• THE RECORDS:
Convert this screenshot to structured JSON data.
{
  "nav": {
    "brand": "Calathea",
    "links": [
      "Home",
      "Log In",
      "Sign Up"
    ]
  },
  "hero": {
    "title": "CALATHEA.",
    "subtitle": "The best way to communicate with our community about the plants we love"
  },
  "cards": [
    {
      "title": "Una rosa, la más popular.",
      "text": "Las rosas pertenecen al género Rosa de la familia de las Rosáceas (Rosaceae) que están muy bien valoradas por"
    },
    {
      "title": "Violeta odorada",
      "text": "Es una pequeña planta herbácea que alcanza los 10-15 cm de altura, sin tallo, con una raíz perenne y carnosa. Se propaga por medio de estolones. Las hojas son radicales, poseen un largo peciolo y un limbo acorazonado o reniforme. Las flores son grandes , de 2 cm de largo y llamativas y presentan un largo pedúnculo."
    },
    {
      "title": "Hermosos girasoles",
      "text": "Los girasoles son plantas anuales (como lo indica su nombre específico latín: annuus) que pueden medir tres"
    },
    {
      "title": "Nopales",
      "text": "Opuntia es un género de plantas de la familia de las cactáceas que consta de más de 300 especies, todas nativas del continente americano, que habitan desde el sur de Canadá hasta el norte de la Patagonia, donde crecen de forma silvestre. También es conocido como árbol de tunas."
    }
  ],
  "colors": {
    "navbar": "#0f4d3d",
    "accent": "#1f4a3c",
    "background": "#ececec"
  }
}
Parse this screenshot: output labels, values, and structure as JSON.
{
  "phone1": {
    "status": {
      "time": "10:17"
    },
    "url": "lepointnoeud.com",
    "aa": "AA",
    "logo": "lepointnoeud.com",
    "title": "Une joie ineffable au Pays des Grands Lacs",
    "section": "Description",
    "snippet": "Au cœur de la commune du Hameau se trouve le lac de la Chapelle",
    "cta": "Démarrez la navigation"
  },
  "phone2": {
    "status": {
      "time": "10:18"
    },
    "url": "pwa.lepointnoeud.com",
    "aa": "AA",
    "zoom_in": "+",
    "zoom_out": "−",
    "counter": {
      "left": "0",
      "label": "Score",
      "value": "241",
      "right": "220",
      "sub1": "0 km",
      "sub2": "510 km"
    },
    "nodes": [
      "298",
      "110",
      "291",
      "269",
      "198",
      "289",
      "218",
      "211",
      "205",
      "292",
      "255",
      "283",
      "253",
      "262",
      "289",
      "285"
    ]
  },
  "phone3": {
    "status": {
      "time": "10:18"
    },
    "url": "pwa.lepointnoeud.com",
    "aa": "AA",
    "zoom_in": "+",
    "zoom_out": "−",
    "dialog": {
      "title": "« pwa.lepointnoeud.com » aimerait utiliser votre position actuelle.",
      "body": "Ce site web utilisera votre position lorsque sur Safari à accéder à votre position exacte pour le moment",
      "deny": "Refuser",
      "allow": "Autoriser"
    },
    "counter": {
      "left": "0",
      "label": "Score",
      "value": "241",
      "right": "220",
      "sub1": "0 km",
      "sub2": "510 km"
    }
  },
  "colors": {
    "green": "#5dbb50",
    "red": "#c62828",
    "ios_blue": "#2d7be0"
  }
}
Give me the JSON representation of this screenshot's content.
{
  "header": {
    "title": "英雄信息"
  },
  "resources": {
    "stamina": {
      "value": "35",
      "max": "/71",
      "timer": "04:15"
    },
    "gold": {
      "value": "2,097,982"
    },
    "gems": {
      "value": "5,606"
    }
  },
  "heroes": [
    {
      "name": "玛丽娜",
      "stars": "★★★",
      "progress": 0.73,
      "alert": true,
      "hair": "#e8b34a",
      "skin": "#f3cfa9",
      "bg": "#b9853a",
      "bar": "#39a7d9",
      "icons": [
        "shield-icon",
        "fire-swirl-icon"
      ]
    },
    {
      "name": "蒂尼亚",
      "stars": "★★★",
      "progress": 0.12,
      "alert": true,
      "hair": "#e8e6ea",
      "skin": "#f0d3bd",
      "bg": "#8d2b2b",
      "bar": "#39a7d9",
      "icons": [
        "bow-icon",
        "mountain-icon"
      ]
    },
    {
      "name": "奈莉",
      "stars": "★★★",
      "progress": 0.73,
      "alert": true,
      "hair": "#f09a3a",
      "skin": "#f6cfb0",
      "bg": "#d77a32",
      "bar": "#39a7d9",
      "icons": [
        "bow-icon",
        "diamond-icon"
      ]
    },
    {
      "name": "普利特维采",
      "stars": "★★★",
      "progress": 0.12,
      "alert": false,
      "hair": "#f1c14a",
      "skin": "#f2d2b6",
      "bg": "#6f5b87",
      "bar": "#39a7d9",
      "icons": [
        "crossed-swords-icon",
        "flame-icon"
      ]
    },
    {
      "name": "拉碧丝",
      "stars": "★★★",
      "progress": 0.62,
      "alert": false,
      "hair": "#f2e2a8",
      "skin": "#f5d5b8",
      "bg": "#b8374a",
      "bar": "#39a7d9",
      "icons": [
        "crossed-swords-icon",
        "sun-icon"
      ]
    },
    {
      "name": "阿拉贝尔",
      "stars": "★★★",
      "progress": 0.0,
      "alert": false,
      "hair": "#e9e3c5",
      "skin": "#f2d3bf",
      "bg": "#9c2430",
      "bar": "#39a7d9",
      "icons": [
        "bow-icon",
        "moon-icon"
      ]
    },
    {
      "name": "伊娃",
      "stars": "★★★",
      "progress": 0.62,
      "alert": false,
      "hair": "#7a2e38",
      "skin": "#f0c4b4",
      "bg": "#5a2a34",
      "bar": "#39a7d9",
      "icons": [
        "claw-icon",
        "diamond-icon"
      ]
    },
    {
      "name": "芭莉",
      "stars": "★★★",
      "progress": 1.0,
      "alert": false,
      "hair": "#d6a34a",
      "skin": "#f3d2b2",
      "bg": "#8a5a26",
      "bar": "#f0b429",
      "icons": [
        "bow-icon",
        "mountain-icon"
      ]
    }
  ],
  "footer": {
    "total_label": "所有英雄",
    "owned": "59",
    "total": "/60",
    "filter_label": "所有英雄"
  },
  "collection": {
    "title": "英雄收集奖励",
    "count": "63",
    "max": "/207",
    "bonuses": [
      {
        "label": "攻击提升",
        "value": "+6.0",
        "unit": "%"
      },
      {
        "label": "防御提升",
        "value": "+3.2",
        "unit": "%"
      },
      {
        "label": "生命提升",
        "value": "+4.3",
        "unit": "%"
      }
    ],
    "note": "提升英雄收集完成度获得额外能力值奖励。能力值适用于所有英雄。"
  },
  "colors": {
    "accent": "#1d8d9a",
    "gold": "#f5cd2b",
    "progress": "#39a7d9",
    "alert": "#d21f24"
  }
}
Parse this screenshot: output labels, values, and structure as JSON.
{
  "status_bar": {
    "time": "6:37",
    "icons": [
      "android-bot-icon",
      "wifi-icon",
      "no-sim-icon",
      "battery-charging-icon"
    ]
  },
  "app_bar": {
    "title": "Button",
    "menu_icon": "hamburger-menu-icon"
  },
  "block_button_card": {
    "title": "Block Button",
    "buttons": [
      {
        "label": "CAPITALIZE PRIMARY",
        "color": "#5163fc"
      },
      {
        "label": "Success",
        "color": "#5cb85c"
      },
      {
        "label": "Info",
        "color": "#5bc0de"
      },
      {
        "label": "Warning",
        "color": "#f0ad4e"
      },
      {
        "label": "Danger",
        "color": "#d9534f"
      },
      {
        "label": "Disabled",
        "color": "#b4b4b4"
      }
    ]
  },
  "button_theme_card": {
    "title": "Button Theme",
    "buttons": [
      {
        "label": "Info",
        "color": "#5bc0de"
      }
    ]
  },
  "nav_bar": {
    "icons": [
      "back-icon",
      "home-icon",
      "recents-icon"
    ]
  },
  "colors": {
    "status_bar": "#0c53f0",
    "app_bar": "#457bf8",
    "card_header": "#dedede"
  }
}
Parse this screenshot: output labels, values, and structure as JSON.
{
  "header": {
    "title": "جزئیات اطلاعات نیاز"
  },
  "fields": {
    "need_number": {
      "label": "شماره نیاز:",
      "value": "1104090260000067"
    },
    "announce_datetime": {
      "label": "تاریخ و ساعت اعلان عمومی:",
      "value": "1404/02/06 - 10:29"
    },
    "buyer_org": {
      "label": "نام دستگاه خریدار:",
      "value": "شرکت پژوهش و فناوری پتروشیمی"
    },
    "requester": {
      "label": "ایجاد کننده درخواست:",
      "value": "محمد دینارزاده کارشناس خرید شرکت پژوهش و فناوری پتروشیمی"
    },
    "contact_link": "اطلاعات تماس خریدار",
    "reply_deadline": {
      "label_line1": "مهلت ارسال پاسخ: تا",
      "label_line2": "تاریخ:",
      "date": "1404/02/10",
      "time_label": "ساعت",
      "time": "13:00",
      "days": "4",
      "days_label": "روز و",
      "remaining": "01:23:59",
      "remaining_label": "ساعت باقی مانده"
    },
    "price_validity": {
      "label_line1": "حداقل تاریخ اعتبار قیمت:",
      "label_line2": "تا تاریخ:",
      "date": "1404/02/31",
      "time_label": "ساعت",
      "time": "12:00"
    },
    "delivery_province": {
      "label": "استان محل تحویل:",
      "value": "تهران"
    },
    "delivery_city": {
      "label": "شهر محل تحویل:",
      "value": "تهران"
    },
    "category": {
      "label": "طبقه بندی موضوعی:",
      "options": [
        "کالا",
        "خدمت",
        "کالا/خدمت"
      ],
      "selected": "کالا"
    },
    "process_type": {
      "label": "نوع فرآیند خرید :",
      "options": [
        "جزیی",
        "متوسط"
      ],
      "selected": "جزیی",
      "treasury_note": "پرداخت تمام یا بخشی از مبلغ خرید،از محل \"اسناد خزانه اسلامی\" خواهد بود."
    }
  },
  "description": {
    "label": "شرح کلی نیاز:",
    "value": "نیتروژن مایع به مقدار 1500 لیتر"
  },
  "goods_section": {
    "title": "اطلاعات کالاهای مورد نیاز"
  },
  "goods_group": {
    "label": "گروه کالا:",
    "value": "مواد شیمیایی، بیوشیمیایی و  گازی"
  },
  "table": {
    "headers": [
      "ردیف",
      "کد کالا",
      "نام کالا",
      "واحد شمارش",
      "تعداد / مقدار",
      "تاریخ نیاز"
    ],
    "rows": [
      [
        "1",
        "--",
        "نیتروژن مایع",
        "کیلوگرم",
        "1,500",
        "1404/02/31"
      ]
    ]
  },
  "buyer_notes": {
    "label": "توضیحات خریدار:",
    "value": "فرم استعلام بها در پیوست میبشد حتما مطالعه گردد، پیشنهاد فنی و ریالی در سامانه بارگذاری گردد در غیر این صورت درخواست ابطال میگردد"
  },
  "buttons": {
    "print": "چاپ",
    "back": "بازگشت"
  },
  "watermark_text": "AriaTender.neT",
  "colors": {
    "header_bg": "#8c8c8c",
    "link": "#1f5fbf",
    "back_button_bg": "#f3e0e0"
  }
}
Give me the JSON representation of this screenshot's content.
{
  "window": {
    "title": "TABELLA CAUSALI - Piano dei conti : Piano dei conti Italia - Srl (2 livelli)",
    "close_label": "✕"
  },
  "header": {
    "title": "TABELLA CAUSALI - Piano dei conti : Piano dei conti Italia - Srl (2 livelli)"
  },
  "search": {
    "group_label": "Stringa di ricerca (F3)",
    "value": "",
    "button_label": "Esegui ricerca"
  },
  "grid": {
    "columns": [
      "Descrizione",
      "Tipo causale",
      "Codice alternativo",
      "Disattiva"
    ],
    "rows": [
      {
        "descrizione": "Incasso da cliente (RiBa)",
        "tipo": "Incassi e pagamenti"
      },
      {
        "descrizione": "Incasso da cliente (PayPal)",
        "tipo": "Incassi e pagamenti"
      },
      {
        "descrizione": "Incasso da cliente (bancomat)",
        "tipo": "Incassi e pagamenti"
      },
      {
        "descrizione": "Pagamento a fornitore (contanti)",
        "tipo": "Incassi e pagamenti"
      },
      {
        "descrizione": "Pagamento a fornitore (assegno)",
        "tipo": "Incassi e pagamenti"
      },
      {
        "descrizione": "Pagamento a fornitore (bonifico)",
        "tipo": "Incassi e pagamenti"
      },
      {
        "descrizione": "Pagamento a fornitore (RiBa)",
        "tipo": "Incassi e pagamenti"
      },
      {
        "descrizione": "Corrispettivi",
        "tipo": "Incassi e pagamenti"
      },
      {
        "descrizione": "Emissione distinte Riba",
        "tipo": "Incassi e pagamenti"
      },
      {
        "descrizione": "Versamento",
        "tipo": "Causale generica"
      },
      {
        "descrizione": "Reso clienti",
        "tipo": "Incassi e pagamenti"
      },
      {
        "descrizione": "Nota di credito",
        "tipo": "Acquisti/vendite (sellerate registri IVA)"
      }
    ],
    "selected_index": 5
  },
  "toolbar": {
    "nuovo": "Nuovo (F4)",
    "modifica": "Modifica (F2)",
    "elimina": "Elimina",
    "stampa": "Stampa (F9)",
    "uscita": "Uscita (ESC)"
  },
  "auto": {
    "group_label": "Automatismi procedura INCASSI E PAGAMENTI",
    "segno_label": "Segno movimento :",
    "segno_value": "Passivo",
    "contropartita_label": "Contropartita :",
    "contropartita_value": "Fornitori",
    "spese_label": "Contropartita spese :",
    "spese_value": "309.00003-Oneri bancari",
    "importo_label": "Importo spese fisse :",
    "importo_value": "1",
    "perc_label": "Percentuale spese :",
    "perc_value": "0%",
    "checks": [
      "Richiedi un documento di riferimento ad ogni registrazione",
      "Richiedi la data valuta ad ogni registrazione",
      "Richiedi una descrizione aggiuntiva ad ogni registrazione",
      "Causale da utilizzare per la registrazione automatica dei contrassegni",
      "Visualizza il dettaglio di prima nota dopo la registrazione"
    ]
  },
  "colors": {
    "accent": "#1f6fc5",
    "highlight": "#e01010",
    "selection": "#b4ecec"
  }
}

• EXERCISE INSTRUCTIONS:
Across the material above, count every line holding "Pagamento" and write down only the number.

• FINISHED ANSWER:
4